[Records supplied start]

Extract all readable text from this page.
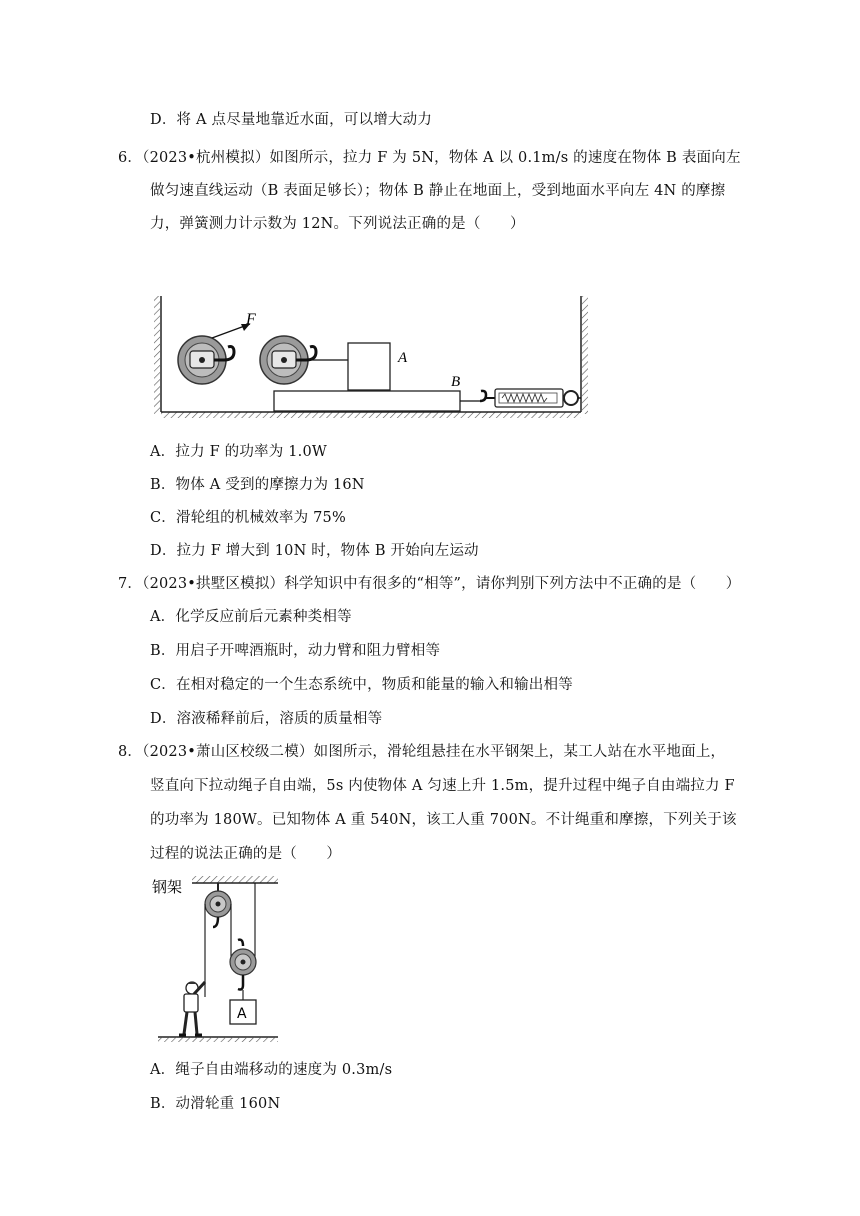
D．将 A 点尽量地靠近水面，可以增大动力
6．（2023•杭州模拟）如图所示，拉力 F 为 5N，物体 A 以 0.1m/s 的速度在物体 B 表面向左
做匀速直线运动（B 表面足够长）；物体 B 静止在地面上，受到地面水平向左 4N 的摩擦
力，弹簧测力计示数为 12N。下列说法正确的是（　　）
F
A
B
A．拉力 F 的功率为 1.0W
B．物体 A 受到的摩擦力为 16N
C．滑轮组的机械效率为 75%
D．拉力 F 增大到 10N 时，物体 B 开始向左运动
7．（2023•拱墅区模拟）科学知识中有很多的“相等”，请你判别下列方法中不正确的是（　　）
A．化学反应前后元素种类相等
B．用启子开啤酒瓶时，动力臂和阻力臂相等
C．在相对稳定的一个生态系统中，物质和能量的输入和输出相等
D．溶液稀释前后，溶质的质量相等
8．（2023•萧山区校级二模）如图所示，滑轮组悬挂在水平钢架上，某工人站在水平地面上，
竖直向下拉动绳子自由端，5s 内使物体 A 匀速上升 1.5m，提升过程中绳子自由端拉力 F
的功率为 180W。已知物体 A 重 540N，该工人重 700N。不计绳重和摩擦，下列关于该
过程的说法正确的是（　　）
钢架
A
A．绳子自由端移动的速度为 0.3m/s
B．动滑轮重 160N
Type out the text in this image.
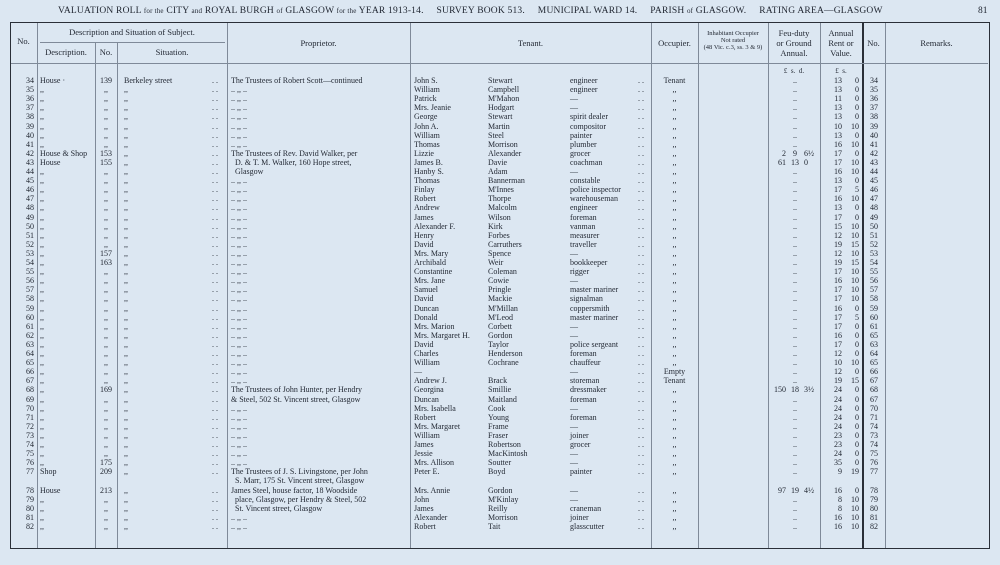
VALUATION ROLL for the CITY and ROYAL BURGH of GLASGOW for the YEAR 1913-14. SURVEY BOOK 513. MUNICIPAL WARD 14. PARISH of GLASGOW. RATING AREA—GLASGOW	81
No.
Description and Situation of Subject.
Description.	No.	Situation.
Proprietor.	Tenant.	Occupier.
Inhabitant Occupier
Not rated
(48 Vic. c.3, ss. 3 & 9)
Feu-duty
or Ground
Annual.
Annual
Rent or
Value.
No.	Remarks.
£  s.  d.	£  s.
34 House ·	139	Berkeley street	The Trustees of Robert Scott—continued	John S.	Stewart	engineer	Tenant	..	13	0	34
. .	. .
35 ,,	,,	,,	.. ,, ..	William	Campbell	engineer	,,	..	13	0	35
. .	. .
36 ,,	,,	,,	.. ,, ..	Patrick	M'Mahon	—	,,	..	11	0	36
. .	. .
37 ,,	,,	,,	.. ,, ..	Mrs. Jeanie	Hodgart	—	,,	..	13	0	37
. .	. .
38 ,,	,,	,,	.. ,, ..	George	Stewart	spirit dealer	,,	..	13	0	38
. .	. .
39 ,,	,,	,,	.. ,, ..	John A.	Martin	compositor	,,	..	10	10	39
. .	. .
40 ,,	,,	,,	.. ,, ..	William	Steel	painter	,,	..	13	0	40
. .	. .
41 ,,	,,	,,	.. ,, ..	Thomas	Morrison	plumber	,,	..	16	10	41
. .	. .
42 House & Shop	153	,,	The Trustees of Rev. David Walker, per	Lizzie	Alexander	grocer	,,	2 9 6½	17	0	42
. .	. .
43 House	155	,,	D. & T. M. Walker, 160 Hope street,	James B.	Davie	coachman	,,	61 13 0	17	10	43
. .	. .
44 ,,	,,	,,	Glasgow	Hanby S.	Adam	—	,,	..	16	10	44
. .	. .
45 ,,	,,	,,	.. ,, ..	Thomas	Bannerman	constable	,,	..	13	0	45
. .	. .
46 ,,	,,	,,	.. ,, ..	Finlay	M'Innes	police inspector	,,	..	17	5	46
. .	. .
47 ,,	,,	,,	.. ,, ..	Robert	Thorpe	warehouseman	,,	..	16	10	47
. .	. .
48 ,,	,,	,,	.. ,, ..	Andrew	Malcolm	engineer	,,	..	13	0	48
. .	. .
49 ,,	,,	,,	.. ,, ..	James	Wilson	foreman	,,	..	17	0	49
. .	. .
50 ,,	,,	,,	.. ,, ..	Alexander F.	Kirk	vanman	,,	..	15	10	50
. .	. .
51 ,,	,,	,,	.. ,, ..	Henry	Forbes	measurer	,,	..	12	10	51
. .	. .
52 ,,	,,	,,	.. ,, ..	David	Carruthers	traveller	,,	..	19	15	52
. .	. .
53 ,,	157	,,	.. ,, ..	Mrs. Mary	Spence	—	,,	..	12	10	53
. .	. .
54 ,,	163	,,	.. ,, ..	Archibald	Weir	bookkeeper	,,	..	19	15	54
. .	. .
55 ,,	,,	,,	.. ,, ..	Constantine	Coleman	rigger	,,	..	17	10	55
. .	. .
56 ,,	,,	,,	.. ,, ..	Mrs. Jane	Cowie	—	,,	..	16	10	56
. .	. .
57 ,,	,,	,,	.. ,, ..	Samuel	Pringle	master mariner	,,	..	17	10	57
. .	. .
58 ,,	,,	,,	.. ,, ..	David	Mackie	signalman	,,	..	17	10	58
. .	. .
59 ,,	,,	,,	.. ,, ..	Duncan	M'Millan	coppersmith	,,	..	16	0	59
. .	. .
60 ,,	,,	,,	.. ,, ..	Donald	M'Leod	master mariner	,,	..	17	5	60
. .	. .
61 ,,	,,	,,	.. ,, ..	Mrs. Marion	Corbett	—	,,	..	17	0	61
. .	. .
62 ,,	,,	,,	.. ,, ..	Mrs. Margaret H.	Gordon	—	,,	..	16	0	65
. .	. .
63 ,,	,,	,,	.. ,, ..	David	Taylor	police sergeant	,,	..	17	0	63
. .	. .
64 ,,	,,	,,	.. ,, ..	Charles	Henderson	foreman	,,	..	12	0	64
. .	. .
65 ,,	,,	,,	.. ,, ..	William	Cochrane	chauffeur	,,	..	10	10	65
. .	. .
66 ,,	,,	,,	.. ,, ..	—	—	Empty	..	12	0	66
. .	. .
67 ,,	,,	,,	.. ,, ..	Andrew J.	Brack	storeman	Tenant	..	19	15	67
. .	. .
68 ,,	169	,,	The Trustees of John Hunter, per Hendry	Georgina	Smillie	dressmaker	,,	150 18 3½	24	0	68
. .	. .
69 ,,	,,	,,	& Steel, 502 St. Vincent street, Glasgow	Duncan	Maitland	foreman	,,	..	24	0	67
. .	. .
70 ,,	,,	,,	.. ,, ..	Mrs. Isabella	Cook	—	,,	..	24	0	70
. .	. .
71 ,,	,,	,,	.. ,, ..	Robert	Young	foreman	,,	..	24	0	71
. .	. .
72 ,,	,,	,,	.. ,, ..	Mrs. Margaret	Frame	—	,,	..	24	0	74
. .	. .
73 ,,	,,	,,	.. ,, ..	William	Fraser	joiner	,,	..	23	0	73
. .	. .
74 ,,	,,	,,	.. ,, ..	James	Robertson	grocer	,,	..	23	0	74
. .	. .
75 ,,	,,	,,	.. ,, ..	Jessie	MacKintosh	—	,,	..	24	0	75
. .	. .
76 ,,	175	,,	.. ,, ..	Mrs. Allison	Soutter	—	,,	..	35	0	76
. .	. .
77 Shop	209	,,	The Trustees of J. S. Livingstone, per John	Peter E.	Boyd	painter	,,	..	9	19	77
. .	. .
S. Marr, 175 St. Vincent street, Glasgow
78 House	213	,,	James Steel, house factor, 18 Woodside	Mrs. Annie	Gordon	—	,,	97 19 4½	16	0	78
. .	. .
79 ,,	,,	,,	place, Glasgow, per Hendry & Steel, 502	John	M'Kinlay	—	,,	..	8	10	79
. .	. .
80 ,,	,,	,,	St. Vincent street, Glasgow	James	Reilly	craneman	,,	..	8	10	80
. .	. .
81 ,,	,,	,,	.. ,, ..	Alexander	Morrison	joiner	,,	..	16	10	81
. .	. .
82 ,,	,,	,,	.. ,, ..	Robert	Tait	glasscutter	,,	..	16	10	82
. .	. .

[Records supplied end]

Goal ▸ Your task is an exact transcription of all the data, minus the pictures.

Problem solution ▸
Extract all readable text from this page.
D．将 A 点尽量地靠近水面，可以增大动力
6．（2023•杭州模拟）如图所示，拉力 F 为 5N，物体 A 以 0.1m/s 的速度在物体 B 表面向左
做匀速直线运动（B 表面足够长）；物体 B 静止在地面上，受到地面水平向左 4N 的摩擦
力，弹簧测力计示数为 12N。下列说法正确的是（　　）
F
A
B
A．拉力 F 的功率为 1.0W
B．物体 A 受到的摩擦力为 16N
C．滑轮组的机械效率为 75%
D．拉力 F 增大到 10N 时，物体 B 开始向左运动
7．（2023•拱墅区模拟）科学知识中有很多的“相等”，请你判别下列方法中不正确的是（　　）
A．化学反应前后元素种类相等
B．用启子开啤酒瓶时，动力臂和阻力臂相等
C．在相对稳定的一个生态系统中，物质和能量的输入和输出相等
D．溶液稀释前后，溶质的质量相等
8．（2023•萧山区校级二模）如图所示，滑轮组悬挂在水平钢架上，某工人站在水平地面上，
竖直向下拉动绳子自由端，5s 内使物体 A 匀速上升 1.5m，提升过程中绳子自由端拉力 F
的功率为 180W。已知物体 A 重 540N，该工人重 700N。不计绳重和摩擦，下列关于该
过程的说法正确的是（　　）
钢架
A
A．绳子自由端移动的速度为 0.3m/s
B．动滑轮重 160N
Type out the text in this image.
VALUATION ROLL for the CITY and ROYAL BURGH of GLASGOW for the YEAR 1913-14. SURVEY BOOK 513. MUNICIPAL WARD 14. PARISH of GLASGOW. RATING AREA—GLASGOW	81
No.
Description and Situation of Subject.
Description.	No.	Situation.
Proprietor.	Tenant.	Occupier.
Inhabitant Occupier
Not rated
(48 Vic. c.3, ss. 3 & 9)
Feu-duty
or Ground
Annual.
Annual
Rent or
Value.
No.	Remarks.
£  s.  d.	£  s.
34 House ·	139	Berkeley street	The Trustees of Robert Scott—continued	John S.	Stewart	engineer	Tenant	..	13	0	34
. .	. .
35 ,,	,,	,,	.. ,, ..	William	Campbell	engineer	,,	..	13	0	35
. .	. .
36 ,,	,,	,,	.. ,, ..	Patrick	M'Mahon	—	,,	..	11	0	36
. .	. .
37 ,,	,,	,,	.. ,, ..	Mrs. Jeanie	Hodgart	—	,,	..	13	0	37
. .	. .
38 ,,	,,	,,	.. ,, ..	George	Stewart	spirit dealer	,,	..	13	0	38
. .	. .
39 ,,	,,	,,	.. ,, ..	John A.	Martin	compositor	,,	..	10	10	39
. .	. .
40 ,,	,,	,,	.. ,, ..	William	Steel	painter	,,	..	13	0	40
. .	. .
41 ,,	,,	,,	.. ,, ..	Thomas	Morrison	plumber	,,	..	16	10	41
. .	. .
42 House & Shop	153	,,	The Trustees of Rev. David Walker, per	Lizzie	Alexander	grocer	,,	2 9 6½	17	0	42
. .	. .
43 House	155	,,	D. & T. M. Walker, 160 Hope street,	James B.	Davie	coachman	,,	61 13 0	17	10	43
. .	. .
44 ,,	,,	,,	Glasgow	Hanby S.	Adam	—	,,	..	16	10	44
. .	. .
45 ,,	,,	,,	.. ,, ..	Thomas	Bannerman	constable	,,	..	13	0	45
. .	. .
46 ,,	,,	,,	.. ,, ..	Finlay	M'Innes	police inspector	,,	..	17	5	46
. .	. .
47 ,,	,,	,,	.. ,, ..	Robert	Thorpe	warehouseman	,,	..	16	10	47
. .	. .
48 ,,	,,	,,	.. ,, ..	Andrew	Malcolm	engineer	,,	..	13	0	48
. .	. .
49 ,,	,,	,,	.. ,, ..	James	Wilson	foreman	,,	..	17	0	49
. .	. .
50 ,,	,,	,,	.. ,, ..	Alexander F.	Kirk	vanman	,,	..	15	10	50
. .	. .
51 ,,	,,	,,	.. ,, ..	Henry	Forbes	measurer	,,	..	12	10	51
. .	. .
52 ,,	,,	,,	.. ,, ..	David	Carruthers	traveller	,,	..	19	15	52
. .	. .
53 ,,	157	,,	.. ,, ..	Mrs. Mary	Spence	—	,,	..	12	10	53
. .	. .
54 ,,	163	,,	.. ,, ..	Archibald	Weir	bookkeeper	,,	..	19	15	54
. .	. .
55 ,,	,,	,,	.. ,, ..	Constantine	Coleman	rigger	,,	..	17	10	55
. .	. .
56 ,,	,,	,,	.. ,, ..	Mrs. Jane	Cowie	—	,,	..	16	10	56
. .	. .
57 ,,	,,	,,	.. ,, ..	Samuel	Pringle	master mariner	,,	..	17	10	57
. .	. .
58 ,,	,,	,,	.. ,, ..	David	Mackie	signalman	,,	..	17	10	58
. .	. .
59 ,,	,,	,,	.. ,, ..	Duncan	M'Millan	coppersmith	,,	..	16	0	59
. .	. .
60 ,,	,,	,,	.. ,, ..	Donald	M'Leod	master mariner	,,	..	17	5	60
. .	. .
61 ,,	,,	,,	.. ,, ..	Mrs. Marion	Corbett	—	,,	..	17	0	61
. .	. .
62 ,,	,,	,,	.. ,, ..	Mrs. Margaret H.	Gordon	—	,,	..	16	0	65
. .	. .
63 ,,	,,	,,	.. ,, ..	David	Taylor	police sergeant	,,	..	17	0	63
. .	. .
64 ,,	,,	,,	.. ,, ..	Charles	Henderson	foreman	,,	..	12	0	64
. .	. .
65 ,,	,,	,,	.. ,, ..	William	Cochrane	chauffeur	,,	..	10	10	65
. .	. .
66 ,,	,,	,,	.. ,, ..	—	—	Empty	..	12	0	66
. .	. .
67 ,,	,,	,,	.. ,, ..	Andrew J.	Brack	storeman	Tenant	..	19	15	67
. .	. .
68 ,,	169	,,	The Trustees of John Hunter, per Hendry	Georgina	Smillie	dressmaker	,,	150 18 3½	24	0	68
. .	. .
69 ,,	,,	,,	& Steel, 502 St. Vincent street, Glasgow	Duncan	Maitland	foreman	,,	..	24	0	67
. .	. .
70 ,,	,,	,,	.. ,, ..	Mrs. Isabella	Cook	—	,,	..	24	0	70
. .	. .
71 ,,	,,	,,	.. ,, ..	Robert	Young	foreman	,,	..	24	0	71
. .	. .
72 ,,	,,	,,	.. ,, ..	Mrs. Margaret	Frame	—	,,	..	24	0	74
. .	. .
73 ,,	,,	,,	.. ,, ..	William	Fraser	joiner	,,	..	23	0	73
. .	. .
74 ,,	,,	,,	.. ,, ..	James	Robertson	grocer	,,	..	23	0	74
. .	. .
75 ,,	,,	,,	.. ,, ..	Jessie	MacKintosh	—	,,	..	24	0	75
. .	. .
76 ,,	175	,,	.. ,, ..	Mrs. Allison	Soutter	—	,,	..	35	0	76
. .	. .
77 Shop	209	,,	The Trustees of J. S. Livingstone, per John	Peter E.	Boyd	painter	,,	..	9	19	77
. .	. .
S. Marr, 175 St. Vincent street, Glasgow
78 House	213	,,	James Steel, house factor, 18 Woodside	Mrs. Annie	Gordon	—	,,	97 19 4½	16	0	78
. .	. .
79 ,,	,,	,,	place, Glasgow, per Hendry & Steel, 502	John	M'Kinlay	—	,,	..	8	10	79
. .	. .
80 ,,	,,	,,	St. Vincent street, Glasgow	James	Reilly	craneman	,,	..	8	10	80
. .	. .
81 ,,	,,	,,	.. ,, ..	Alexander	Morrison	joiner	,,	..	16	10	81
. .	. .
82 ,,	,,	,,	.. ,, ..	Robert	Tait	glasscutter	,,	..	16	10	82
. .	. .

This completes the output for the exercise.